-- DO THIS --
Restate word for word the lines from the one containing "Enumerate this screenshot's" through the end of the listing below, with both ends included.

-- STORED DATA --
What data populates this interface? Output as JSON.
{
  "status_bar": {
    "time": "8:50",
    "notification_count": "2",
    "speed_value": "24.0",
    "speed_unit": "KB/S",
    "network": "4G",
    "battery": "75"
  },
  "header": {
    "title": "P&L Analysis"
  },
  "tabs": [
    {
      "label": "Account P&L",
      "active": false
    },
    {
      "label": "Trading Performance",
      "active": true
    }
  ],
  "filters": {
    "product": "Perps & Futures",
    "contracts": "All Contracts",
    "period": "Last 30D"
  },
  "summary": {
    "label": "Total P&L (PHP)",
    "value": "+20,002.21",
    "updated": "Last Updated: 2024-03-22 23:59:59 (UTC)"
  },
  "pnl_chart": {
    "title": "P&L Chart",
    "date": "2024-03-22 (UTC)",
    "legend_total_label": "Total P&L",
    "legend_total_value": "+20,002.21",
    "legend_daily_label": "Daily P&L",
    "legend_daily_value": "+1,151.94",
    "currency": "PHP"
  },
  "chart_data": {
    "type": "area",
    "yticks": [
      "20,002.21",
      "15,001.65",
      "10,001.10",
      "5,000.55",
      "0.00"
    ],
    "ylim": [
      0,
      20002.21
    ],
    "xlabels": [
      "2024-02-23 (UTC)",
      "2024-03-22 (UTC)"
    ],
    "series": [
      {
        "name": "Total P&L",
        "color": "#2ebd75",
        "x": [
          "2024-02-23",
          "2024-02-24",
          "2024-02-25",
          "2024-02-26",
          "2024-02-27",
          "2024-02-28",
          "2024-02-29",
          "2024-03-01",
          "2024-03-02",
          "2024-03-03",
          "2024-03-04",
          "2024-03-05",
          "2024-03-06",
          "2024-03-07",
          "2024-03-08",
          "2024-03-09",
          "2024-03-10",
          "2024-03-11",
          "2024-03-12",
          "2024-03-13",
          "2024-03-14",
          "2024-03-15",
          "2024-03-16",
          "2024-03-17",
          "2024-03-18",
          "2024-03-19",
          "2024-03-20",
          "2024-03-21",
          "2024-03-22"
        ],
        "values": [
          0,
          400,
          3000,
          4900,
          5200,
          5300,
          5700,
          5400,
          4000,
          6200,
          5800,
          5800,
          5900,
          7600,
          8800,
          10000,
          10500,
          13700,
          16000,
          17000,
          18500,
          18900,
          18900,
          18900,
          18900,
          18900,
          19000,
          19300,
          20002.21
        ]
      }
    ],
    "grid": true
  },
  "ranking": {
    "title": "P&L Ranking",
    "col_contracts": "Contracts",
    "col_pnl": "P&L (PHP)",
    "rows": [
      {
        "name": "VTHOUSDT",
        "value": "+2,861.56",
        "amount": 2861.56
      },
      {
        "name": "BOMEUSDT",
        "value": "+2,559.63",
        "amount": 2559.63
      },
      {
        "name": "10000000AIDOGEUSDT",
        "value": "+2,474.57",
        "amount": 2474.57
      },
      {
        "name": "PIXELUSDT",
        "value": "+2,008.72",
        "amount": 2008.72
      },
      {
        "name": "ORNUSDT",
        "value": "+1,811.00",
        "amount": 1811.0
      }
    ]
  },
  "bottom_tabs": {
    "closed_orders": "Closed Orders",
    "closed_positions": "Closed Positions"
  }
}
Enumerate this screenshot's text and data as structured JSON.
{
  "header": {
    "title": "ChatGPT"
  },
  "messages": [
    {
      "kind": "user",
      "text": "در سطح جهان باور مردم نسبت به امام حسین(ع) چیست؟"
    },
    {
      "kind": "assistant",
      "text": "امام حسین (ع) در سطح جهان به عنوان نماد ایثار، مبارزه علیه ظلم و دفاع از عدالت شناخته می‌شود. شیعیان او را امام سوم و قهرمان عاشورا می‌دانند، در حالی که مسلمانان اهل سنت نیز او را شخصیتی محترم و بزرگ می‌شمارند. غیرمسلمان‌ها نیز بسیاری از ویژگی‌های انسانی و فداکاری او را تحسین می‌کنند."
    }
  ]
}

-- THE SOLUTION --
Enumerate this screenshot's text and data as structured JSON.
{
  "header": {
    "title": "ChatGPT"
  },
  "messages": [
    {
      "kind": "user",
      "text": "در سطح جهان باور مردم نسبت به امام حسین(ع) چیست؟"
    },
    {
      "kind": "assistant",
      "text": "امام حسین (ع) در سطح جهان به عنوان نماد ایثار، مبارزه علیه ظلم و دفاع از عدالت شناخته می‌شود. شیعیان او را امام سوم و قهرمان عاشورا می‌دانند، در حالی که مسلمانان اهل سنت نیز او را شخصیتی محترم و بزرگ می‌شمارند. غیرمسلمان‌ها نیز بسیاری از ویژگی‌های انسانی و فداکاری او را تحسین می‌کنند."
    }
  ]
}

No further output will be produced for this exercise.